Start of Supplied data

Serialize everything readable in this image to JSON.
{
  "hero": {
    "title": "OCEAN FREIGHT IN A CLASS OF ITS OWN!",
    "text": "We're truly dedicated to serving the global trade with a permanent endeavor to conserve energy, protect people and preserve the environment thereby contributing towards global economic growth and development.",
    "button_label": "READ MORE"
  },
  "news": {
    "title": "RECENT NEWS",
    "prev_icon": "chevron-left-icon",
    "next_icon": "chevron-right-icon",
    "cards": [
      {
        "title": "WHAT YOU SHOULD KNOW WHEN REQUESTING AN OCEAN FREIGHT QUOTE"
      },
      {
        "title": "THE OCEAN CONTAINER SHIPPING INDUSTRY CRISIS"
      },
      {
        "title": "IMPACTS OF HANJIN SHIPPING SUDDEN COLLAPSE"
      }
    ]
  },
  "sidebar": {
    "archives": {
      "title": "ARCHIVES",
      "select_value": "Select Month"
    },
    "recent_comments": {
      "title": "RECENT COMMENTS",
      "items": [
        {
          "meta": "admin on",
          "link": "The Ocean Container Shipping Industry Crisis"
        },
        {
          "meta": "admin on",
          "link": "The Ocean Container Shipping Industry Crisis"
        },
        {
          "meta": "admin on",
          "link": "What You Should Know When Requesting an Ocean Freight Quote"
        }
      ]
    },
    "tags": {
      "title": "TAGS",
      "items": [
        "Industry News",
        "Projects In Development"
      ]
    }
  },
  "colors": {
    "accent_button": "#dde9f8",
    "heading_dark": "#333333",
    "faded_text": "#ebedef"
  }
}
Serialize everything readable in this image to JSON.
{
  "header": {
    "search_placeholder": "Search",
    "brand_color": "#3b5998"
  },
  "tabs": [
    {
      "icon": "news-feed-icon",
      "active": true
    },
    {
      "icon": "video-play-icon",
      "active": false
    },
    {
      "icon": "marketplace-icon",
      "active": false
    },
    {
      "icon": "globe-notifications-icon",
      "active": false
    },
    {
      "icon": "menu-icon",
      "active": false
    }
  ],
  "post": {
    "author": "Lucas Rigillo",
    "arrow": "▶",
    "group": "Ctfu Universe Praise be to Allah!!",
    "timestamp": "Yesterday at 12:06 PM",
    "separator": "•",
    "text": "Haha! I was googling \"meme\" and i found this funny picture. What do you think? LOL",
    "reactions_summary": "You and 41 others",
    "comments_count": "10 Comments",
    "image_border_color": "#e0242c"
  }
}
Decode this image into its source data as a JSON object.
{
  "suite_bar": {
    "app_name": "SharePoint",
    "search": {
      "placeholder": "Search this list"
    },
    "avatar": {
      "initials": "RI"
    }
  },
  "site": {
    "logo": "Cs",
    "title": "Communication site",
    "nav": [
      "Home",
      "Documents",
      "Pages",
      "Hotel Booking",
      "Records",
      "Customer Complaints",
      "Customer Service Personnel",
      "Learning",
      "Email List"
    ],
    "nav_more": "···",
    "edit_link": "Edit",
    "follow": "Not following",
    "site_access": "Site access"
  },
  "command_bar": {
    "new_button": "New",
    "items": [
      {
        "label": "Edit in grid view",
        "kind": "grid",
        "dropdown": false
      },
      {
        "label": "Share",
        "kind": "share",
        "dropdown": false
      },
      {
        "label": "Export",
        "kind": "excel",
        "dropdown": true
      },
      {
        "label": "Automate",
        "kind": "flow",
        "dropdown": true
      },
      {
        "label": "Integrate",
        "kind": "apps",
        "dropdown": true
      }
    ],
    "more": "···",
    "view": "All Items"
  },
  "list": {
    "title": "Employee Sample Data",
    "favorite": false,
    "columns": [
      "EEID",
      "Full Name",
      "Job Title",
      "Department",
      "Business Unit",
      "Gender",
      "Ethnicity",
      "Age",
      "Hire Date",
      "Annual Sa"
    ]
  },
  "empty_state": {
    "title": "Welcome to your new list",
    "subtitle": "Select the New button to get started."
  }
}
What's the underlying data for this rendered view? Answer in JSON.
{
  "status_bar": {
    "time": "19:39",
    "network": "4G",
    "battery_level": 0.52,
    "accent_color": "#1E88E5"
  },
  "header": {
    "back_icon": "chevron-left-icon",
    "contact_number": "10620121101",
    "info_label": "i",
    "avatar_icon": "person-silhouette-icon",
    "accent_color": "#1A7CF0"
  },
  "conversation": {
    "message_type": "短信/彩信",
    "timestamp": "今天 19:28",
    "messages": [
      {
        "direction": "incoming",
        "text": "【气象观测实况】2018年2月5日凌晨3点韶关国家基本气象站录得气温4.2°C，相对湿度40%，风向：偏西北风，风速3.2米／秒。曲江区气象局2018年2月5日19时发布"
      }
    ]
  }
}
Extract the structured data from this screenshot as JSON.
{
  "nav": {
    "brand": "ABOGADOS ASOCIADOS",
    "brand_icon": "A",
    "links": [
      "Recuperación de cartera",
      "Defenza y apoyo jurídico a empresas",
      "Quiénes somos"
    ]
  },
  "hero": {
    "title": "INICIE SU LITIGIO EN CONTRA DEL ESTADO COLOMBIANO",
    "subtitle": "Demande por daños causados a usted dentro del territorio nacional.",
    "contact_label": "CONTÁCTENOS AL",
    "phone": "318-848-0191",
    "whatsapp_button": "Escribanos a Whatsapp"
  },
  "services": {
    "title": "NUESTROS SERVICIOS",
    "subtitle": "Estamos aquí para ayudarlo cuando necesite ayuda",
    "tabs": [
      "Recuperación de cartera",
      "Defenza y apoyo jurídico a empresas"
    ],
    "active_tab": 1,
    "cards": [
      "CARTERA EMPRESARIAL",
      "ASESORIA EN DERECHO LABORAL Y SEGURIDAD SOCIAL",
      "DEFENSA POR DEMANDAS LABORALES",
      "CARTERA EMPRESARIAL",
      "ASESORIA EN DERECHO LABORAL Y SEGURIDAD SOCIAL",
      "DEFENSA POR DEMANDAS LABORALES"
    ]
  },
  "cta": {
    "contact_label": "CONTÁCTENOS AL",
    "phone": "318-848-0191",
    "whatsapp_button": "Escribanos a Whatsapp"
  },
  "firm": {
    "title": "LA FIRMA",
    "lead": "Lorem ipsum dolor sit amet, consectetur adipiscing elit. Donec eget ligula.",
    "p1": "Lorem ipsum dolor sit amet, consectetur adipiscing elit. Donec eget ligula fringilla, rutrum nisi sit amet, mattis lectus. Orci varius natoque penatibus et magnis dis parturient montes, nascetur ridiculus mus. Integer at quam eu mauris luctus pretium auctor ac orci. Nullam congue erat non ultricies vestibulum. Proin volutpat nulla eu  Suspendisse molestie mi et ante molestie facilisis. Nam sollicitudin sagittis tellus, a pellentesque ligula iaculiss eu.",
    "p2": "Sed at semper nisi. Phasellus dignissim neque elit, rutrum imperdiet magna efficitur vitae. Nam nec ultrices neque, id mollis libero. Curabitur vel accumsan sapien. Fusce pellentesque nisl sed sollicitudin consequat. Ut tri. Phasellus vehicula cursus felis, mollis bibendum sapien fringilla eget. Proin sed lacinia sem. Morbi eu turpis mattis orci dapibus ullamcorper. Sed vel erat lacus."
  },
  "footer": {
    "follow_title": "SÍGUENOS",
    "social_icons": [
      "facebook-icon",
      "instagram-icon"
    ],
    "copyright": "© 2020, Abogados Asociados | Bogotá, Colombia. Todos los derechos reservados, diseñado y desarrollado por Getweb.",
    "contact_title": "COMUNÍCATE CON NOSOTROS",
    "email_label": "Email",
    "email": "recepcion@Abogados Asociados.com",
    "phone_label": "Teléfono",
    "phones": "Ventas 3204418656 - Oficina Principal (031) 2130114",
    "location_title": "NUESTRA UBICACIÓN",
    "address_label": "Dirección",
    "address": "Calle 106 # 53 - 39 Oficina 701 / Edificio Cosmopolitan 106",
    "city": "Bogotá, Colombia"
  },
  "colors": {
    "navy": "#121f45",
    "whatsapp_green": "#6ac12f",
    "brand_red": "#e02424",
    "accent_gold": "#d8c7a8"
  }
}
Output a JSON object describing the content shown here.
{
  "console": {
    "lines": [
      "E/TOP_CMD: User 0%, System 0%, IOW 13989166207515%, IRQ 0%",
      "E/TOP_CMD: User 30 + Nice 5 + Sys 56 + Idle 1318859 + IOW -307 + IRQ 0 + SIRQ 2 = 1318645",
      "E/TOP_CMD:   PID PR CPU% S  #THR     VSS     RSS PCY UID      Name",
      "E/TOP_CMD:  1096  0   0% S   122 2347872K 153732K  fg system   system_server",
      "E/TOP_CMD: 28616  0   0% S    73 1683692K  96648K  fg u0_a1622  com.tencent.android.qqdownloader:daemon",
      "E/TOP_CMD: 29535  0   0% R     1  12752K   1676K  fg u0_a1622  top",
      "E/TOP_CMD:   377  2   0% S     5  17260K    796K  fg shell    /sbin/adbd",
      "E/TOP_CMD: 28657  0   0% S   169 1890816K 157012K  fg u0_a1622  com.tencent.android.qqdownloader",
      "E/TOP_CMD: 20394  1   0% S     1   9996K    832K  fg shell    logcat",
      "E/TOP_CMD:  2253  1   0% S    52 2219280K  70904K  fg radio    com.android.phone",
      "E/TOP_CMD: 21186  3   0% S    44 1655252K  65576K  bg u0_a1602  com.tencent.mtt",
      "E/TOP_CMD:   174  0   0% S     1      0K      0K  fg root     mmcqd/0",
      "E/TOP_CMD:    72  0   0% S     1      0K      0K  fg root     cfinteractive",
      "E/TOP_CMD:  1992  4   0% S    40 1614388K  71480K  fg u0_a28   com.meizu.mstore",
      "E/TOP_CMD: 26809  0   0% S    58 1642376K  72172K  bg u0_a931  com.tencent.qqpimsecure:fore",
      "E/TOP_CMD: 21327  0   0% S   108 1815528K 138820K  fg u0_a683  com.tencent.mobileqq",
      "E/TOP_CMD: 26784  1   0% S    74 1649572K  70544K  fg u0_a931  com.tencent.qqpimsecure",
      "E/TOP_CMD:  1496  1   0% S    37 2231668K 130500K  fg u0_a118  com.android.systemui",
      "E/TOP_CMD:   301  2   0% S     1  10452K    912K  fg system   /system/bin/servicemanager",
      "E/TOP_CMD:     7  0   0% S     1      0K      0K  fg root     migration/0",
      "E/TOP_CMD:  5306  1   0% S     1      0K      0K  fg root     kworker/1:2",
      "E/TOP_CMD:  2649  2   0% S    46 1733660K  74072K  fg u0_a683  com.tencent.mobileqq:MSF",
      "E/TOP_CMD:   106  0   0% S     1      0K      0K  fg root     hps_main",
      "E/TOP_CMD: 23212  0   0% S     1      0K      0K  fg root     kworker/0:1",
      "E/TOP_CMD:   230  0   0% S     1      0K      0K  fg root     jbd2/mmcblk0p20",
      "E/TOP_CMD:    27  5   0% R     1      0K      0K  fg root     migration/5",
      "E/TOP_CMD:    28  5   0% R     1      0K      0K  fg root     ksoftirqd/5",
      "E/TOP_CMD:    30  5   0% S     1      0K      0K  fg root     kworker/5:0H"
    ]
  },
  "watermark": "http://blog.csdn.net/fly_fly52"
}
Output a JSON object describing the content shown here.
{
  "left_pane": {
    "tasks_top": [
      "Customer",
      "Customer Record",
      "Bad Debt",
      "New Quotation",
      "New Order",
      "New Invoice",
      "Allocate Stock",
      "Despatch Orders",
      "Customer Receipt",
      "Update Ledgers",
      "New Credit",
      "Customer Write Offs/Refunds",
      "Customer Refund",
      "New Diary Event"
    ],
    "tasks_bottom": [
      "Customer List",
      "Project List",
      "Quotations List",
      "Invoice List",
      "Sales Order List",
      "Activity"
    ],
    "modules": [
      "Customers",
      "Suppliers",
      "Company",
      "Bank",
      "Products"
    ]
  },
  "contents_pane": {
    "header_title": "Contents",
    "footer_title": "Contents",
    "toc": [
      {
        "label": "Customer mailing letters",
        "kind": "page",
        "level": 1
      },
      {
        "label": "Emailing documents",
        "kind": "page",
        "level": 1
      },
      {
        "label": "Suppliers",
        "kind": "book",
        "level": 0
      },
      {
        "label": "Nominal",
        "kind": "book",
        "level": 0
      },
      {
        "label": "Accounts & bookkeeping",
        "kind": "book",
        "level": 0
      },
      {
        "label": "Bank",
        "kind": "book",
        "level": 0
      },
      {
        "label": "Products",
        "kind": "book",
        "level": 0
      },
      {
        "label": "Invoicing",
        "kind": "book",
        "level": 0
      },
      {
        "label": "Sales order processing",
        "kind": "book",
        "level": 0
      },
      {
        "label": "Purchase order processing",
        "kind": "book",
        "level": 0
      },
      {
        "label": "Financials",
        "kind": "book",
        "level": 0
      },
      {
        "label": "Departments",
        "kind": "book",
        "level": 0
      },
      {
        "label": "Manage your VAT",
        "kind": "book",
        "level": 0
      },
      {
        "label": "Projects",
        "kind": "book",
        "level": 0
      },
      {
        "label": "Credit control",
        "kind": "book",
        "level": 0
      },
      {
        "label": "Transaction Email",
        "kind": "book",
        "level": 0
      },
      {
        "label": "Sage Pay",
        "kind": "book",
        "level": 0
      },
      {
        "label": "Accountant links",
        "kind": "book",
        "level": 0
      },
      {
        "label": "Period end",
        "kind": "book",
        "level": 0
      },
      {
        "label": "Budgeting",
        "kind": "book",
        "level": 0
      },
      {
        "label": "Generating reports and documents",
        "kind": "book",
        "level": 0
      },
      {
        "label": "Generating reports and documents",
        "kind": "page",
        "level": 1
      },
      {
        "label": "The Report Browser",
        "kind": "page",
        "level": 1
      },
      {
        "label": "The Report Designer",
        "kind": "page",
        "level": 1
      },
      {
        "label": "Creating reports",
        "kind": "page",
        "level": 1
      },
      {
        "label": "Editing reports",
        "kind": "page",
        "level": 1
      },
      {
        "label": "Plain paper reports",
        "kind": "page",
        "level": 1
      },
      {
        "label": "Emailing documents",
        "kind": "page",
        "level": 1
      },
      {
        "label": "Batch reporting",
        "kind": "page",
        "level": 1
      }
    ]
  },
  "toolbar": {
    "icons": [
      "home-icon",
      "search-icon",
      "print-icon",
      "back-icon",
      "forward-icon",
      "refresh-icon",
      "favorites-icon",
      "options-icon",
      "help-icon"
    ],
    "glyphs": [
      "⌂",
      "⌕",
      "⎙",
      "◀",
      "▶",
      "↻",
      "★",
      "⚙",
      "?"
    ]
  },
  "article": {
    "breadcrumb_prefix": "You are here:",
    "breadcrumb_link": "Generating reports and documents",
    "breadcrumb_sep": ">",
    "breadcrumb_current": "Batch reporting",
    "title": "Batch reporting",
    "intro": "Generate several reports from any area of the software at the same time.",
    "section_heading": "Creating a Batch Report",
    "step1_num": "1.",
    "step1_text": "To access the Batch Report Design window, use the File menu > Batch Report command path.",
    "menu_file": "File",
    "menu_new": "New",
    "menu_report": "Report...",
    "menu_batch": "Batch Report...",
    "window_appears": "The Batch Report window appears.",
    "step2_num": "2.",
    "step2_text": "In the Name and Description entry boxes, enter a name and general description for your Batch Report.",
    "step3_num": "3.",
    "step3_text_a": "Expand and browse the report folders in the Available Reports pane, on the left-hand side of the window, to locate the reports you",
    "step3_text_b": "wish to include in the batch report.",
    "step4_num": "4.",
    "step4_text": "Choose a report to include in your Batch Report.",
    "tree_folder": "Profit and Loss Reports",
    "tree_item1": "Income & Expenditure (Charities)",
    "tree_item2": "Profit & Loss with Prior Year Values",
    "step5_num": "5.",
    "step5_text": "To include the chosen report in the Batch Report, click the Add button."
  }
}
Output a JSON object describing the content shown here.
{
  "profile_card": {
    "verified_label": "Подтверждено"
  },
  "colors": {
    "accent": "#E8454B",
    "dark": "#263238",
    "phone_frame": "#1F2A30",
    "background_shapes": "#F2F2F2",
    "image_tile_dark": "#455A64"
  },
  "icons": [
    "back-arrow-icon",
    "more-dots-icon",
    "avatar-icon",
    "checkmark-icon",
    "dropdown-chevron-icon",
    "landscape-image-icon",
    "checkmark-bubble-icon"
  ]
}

End of Supplied data

# Instruction
Copy every line in the entries above that has the string "with" in it.

# Task answer
    "text": "We're truly dedicated to serving the global trade with a permanent endeavor to conserve energy, protect people and preserve the environment thereby contributing towards global economic growth and development.",
    "tree_item2": "Profit & Loss with Prior Year Values",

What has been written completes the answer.